Required work:
Write out each line of the listing as it stands, without the images.
[START OF Listed entries]
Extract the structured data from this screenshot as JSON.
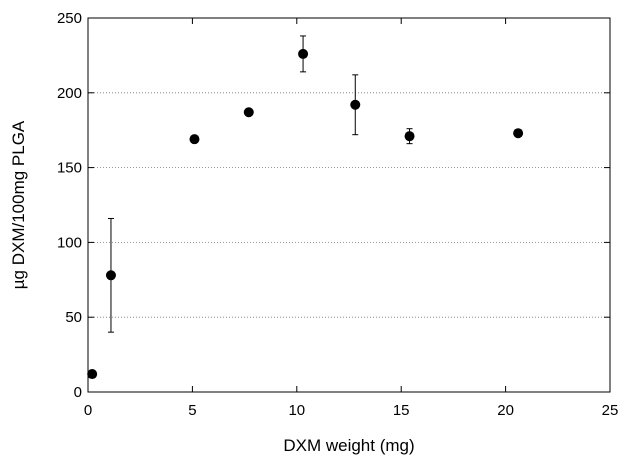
{
  "chart_data": {
    "type": "scatter",
    "title": "",
    "xlabel": "DXM weight (mg)",
    "ylabel": "µg DXM/100mg PLGA",
    "xlim": [
      0,
      25
    ],
    "ylim": [
      0,
      250
    ],
    "xticks": [
      0,
      5,
      10,
      15,
      20,
      25
    ],
    "yticks": [
      0,
      50,
      100,
      150,
      200,
      250
    ],
    "grid": "horizontal dotted",
    "legend": "none",
    "marker_color": "#000000",
    "series": [
      {
        "points": [
          {
            "x": 0.2,
            "y": 12,
            "err": 0
          },
          {
            "x": 1.1,
            "y": 78,
            "err": 38
          },
          {
            "x": 5.1,
            "y": 169,
            "err": 0
          },
          {
            "x": 7.7,
            "y": 187,
            "err": 0
          },
          {
            "x": 10.3,
            "y": 226,
            "err": 12
          },
          {
            "x": 12.8,
            "y": 192,
            "err": 20
          },
          {
            "x": 15.4,
            "y": 171,
            "err": 5
          },
          {
            "x": 20.6,
            "y": 173,
            "err": 0
          }
        ]
      }
    ]
  }
}
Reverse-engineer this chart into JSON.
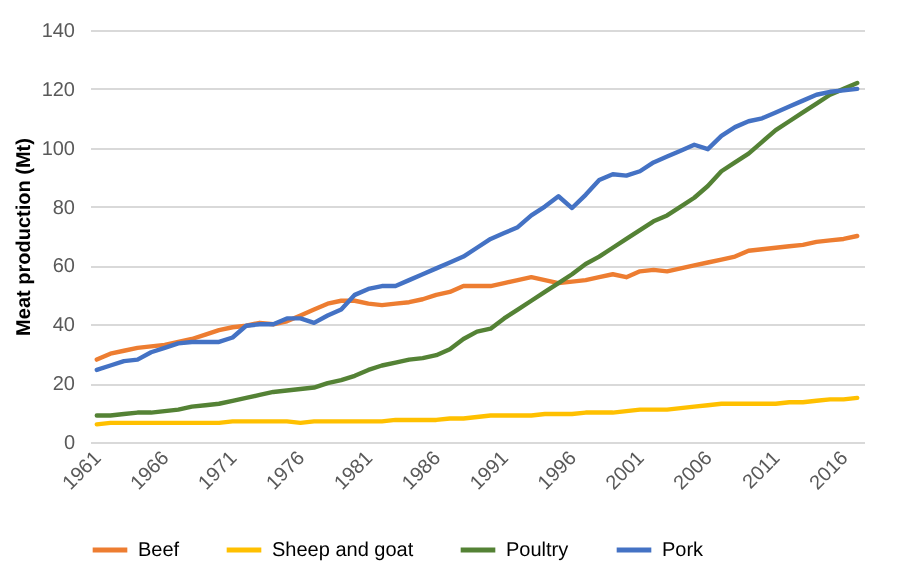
{
  "chart_data": {
    "type": "line",
    "ylabel": "Meat production (Mt)",
    "x": [
      1961,
      1962,
      1963,
      1964,
      1965,
      1966,
      1967,
      1968,
      1969,
      1970,
      1971,
      1972,
      1973,
      1974,
      1975,
      1976,
      1977,
      1978,
      1979,
      1980,
      1981,
      1982,
      1983,
      1984,
      1985,
      1986,
      1987,
      1988,
      1989,
      1990,
      1991,
      1992,
      1993,
      1994,
      1995,
      1996,
      1997,
      1998,
      1999,
      2000,
      2001,
      2002,
      2003,
      2004,
      2005,
      2006,
      2007,
      2008,
      2009,
      2010,
      2011,
      2012,
      2013,
      2014,
      2015,
      2016,
      2017
    ],
    "xlim": [
      1960.5,
      2017.5
    ],
    "xticks": [
      1961,
      1966,
      1971,
      1976,
      1981,
      1986,
      1991,
      1996,
      2001,
      2006,
      2011,
      2016
    ],
    "ylim": [
      0,
      140
    ],
    "yticks": [
      0,
      20,
      40,
      60,
      80,
      100,
      120,
      140
    ],
    "grid": "y",
    "legend": "bottom",
    "line_style": "solid",
    "series": [
      {
        "name": "Beef",
        "color": "#ed7d31",
        "values": [
          28,
          30,
          31,
          32,
          32.5,
          33,
          34,
          35,
          36.5,
          38,
          39,
          39.5,
          40.5,
          40,
          41,
          43,
          45,
          47,
          48,
          48,
          47,
          46.5,
          47,
          47.5,
          48.5,
          50,
          51,
          53,
          53,
          53,
          54,
          55,
          56,
          55,
          54,
          54.5,
          55,
          56,
          57,
          56,
          58,
          58.5,
          58,
          59,
          60,
          61,
          62,
          63,
          65,
          65.5,
          66,
          66.5,
          67,
          68,
          68.5,
          69,
          70
        ]
      },
      {
        "name": "Sheep and goat",
        "color": "#ffc000",
        "values": [
          6,
          6.5,
          6.5,
          6.5,
          6.5,
          6.5,
          6.5,
          6.5,
          6.5,
          6.5,
          7,
          7,
          7,
          7,
          7,
          6.5,
          7,
          7,
          7,
          7,
          7,
          7,
          7.5,
          7.5,
          7.5,
          7.5,
          8,
          8,
          8.5,
          9,
          9,
          9,
          9,
          9.5,
          9.5,
          9.5,
          10,
          10,
          10,
          10.5,
          11,
          11,
          11,
          11.5,
          12,
          12.5,
          13,
          13,
          13,
          13,
          13,
          13.5,
          13.5,
          14,
          14.5,
          14.5,
          15
        ]
      },
      {
        "name": "Poultry",
        "color": "#548235",
        "values": [
          9,
          9,
          9.5,
          10,
          10,
          10.5,
          11,
          12,
          12.5,
          13,
          14,
          15,
          16,
          17,
          17.5,
          18,
          18.5,
          20,
          21,
          22.5,
          24.5,
          26,
          27,
          28,
          28.5,
          29.5,
          31.5,
          35,
          37.5,
          38.5,
          42,
          45,
          48,
          51,
          54,
          57,
          60.5,
          63,
          66,
          69,
          72,
          75,
          77,
          80,
          83,
          87,
          92,
          95,
          98,
          102,
          106,
          109,
          112,
          115,
          118,
          120,
          122
        ]
      },
      {
        "name": "Pork",
        "color": "#4472c4",
        "values": [
          24.5,
          26,
          27.5,
          28,
          30.5,
          32,
          33.5,
          34,
          34,
          34,
          35.5,
          39.5,
          40,
          40,
          42,
          42,
          40.5,
          43,
          45,
          50,
          52,
          53,
          53,
          55,
          57,
          59,
          61,
          63,
          66,
          69,
          71,
          73,
          77,
          80,
          83.5,
          79.5,
          84,
          89,
          91,
          90.5,
          92,
          95,
          97,
          99,
          101,
          99.5,
          104,
          107,
          109,
          110,
          112,
          114,
          116,
          118,
          119,
          119.5,
          120
        ]
      }
    ]
  }
}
[END OF Listed entries]
Solution for this task:
Extract the structured data from this screenshot as JSON.
{
  "chart_data": {
    "type": "scatter",
    "title": "",
    "xlabel": "DXM weight (mg)",
    "ylabel": "µg DXM/100mg PLGA",
    "xlim": [
      0,
      25
    ],
    "ylim": [
      0,
      250
    ],
    "xticks": [
      0,
      5,
      10,
      15,
      20,
      25
    ],
    "yticks": [
      0,
      50,
      100,
      150,
      200,
      250
    ],
    "grid": "horizontal dotted",
    "legend": "none",
    "marker_color": "#000000",
    "series": [
      {
        "points": [
          {
            "x": 0.2,
            "y": 12,
            "err": 0
          },
          {
            "x": 1.1,
            "y": 78,
            "err": 38
          },
          {
            "x": 5.1,
            "y": 169,
            "err": 0
          },
          {
            "x": 7.7,
            "y": 187,
            "err": 0
          },
          {
            "x": 10.3,
            "y": 226,
            "err": 12
          },
          {
            "x": 12.8,
            "y": 192,
            "err": 20
          },
          {
            "x": 15.4,
            "y": 171,
            "err": 5
          },
          {
            "x": 20.6,
            "y": 173,
            "err": 0
          }
        ]
      }
    ]
  }
}
Reverse-engineer this chart into JSON.
{
  "chart_data": {
    "type": "line",
    "ylabel": "Meat production (Mt)",
    "x": [
      1961,
      1962,
      1963,
      1964,
      1965,
      1966,
      1967,
      1968,
      1969,
      1970,
      1971,
      1972,
      1973,
      1974,
      1975,
      1976,
      1977,
      1978,
      1979,
      1980,
      1981,
      1982,
      1983,
      1984,
      1985,
      1986,
      1987,
      1988,
      1989,
      1990,
      1991,
      1992,
      1993,
      1994,
      1995,
      1996,
      1997,
      1998,
      1999,
      2000,
      2001,
      2002,
      2003,
      2004,
      2005,
      2006,
      2007,
      2008,
      2009,
      2010,
      2011,
      2012,
      2013,
      2014,
      2015,
      2016,
      2017
    ],
    "xlim": [
      1960.5,
      2017.5
    ],
    "xticks": [
      1961,
      1966,
      1971,
      1976,
      1981,
      1986,
      1991,
      1996,
      2001,
      2006,
      2011,
      2016
    ],
    "ylim": [
      0,
      140
    ],
    "yticks": [
      0,
      20,
      40,
      60,
      80,
      100,
      120,
      140
    ],
    "grid": "y",
    "legend": "bottom",
    "line_style": "solid",
    "series": [
      {
        "name": "Beef",
        "color": "#ed7d31",
        "values": [
          28,
          30,
          31,
          32,
          32.5,
          33,
          34,
          35,
          36.5,
          38,
          39,
          39.5,
          40.5,
          40,
          41,
          43,
          45,
          47,
          48,
          48,
          47,
          46.5,
          47,
          47.5,
          48.5,
          50,
          51,
          53,
          53,
          53,
          54,
          55,
          56,
          55,
          54,
          54.5,
          55,
          56,
          57,
          56,
          58,
          58.5,
          58,
          59,
          60,
          61,
          62,
          63,
          65,
          65.5,
          66,
          66.5,
          67,
          68,
          68.5,
          69,
          70
        ]
      },
      {
        "name": "Sheep and goat",
        "color": "#ffc000",
        "values": [
          6,
          6.5,
          6.5,
          6.5,
          6.5,
          6.5,
          6.5,
          6.5,
          6.5,
          6.5,
          7,
          7,
          7,
          7,
          7,
          6.5,
          7,
          7,
          7,
          7,
          7,
          7,
          7.5,
          7.5,
          7.5,
          7.5,
          8,
          8,
          8.5,
          9,
          9,
          9,
          9,
          9.5,
          9.5,
          9.5,
          10,
          10,
          10,
          10.5,
          11,
          11,
          11,
          11.5,
          12,
          12.5,
          13,
          13,
          13,
          13,
          13,
          13.5,
          13.5,
          14,
          14.5,
          14.5,
          15
        ]
      },
      {
        "name": "Poultry",
        "color": "#548235",
        "values": [
          9,
          9,
          9.5,
          10,
          10,
          10.5,
          11,
          12,
          12.5,
          13,
          14,
          15,
          16,
          17,
          17.5,
          18,
          18.5,
          20,
          21,
          22.5,
          24.5,
          26,
          27,
          28,
          28.5,
          29.5,
          31.5,
          35,
          37.5,
          38.5,
          42,
          45,
          48,
          51,
          54,
          57,
          60.5,
          63,
          66,
          69,
          72,
          75,
          77,
          80,
          83,
          87,
          92,
          95,
          98,
          102,
          106,
          109,
          112,
          115,
          118,
          120,
          122
        ]
      },
      {
        "name": "Pork",
        "color": "#4472c4",
        "values": [
          24.5,
          26,
          27.5,
          28,
          30.5,
          32,
          33.5,
          34,
          34,
          34,
          35.5,
          39.5,
          40,
          40,
          42,
          42,
          40.5,
          43,
          45,
          50,
          52,
          53,
          53,
          55,
          57,
          59,
          61,
          63,
          66,
          69,
          71,
          73,
          77,
          80,
          83.5,
          79.5,
          84,
          89,
          91,
          90.5,
          92,
          95,
          97,
          99,
          101,
          99.5,
          104,
          107,
          109,
          110,
          112,
          114,
          116,
          118,
          119,
          119.5,
          120
        ]
      }
    ]
  }
}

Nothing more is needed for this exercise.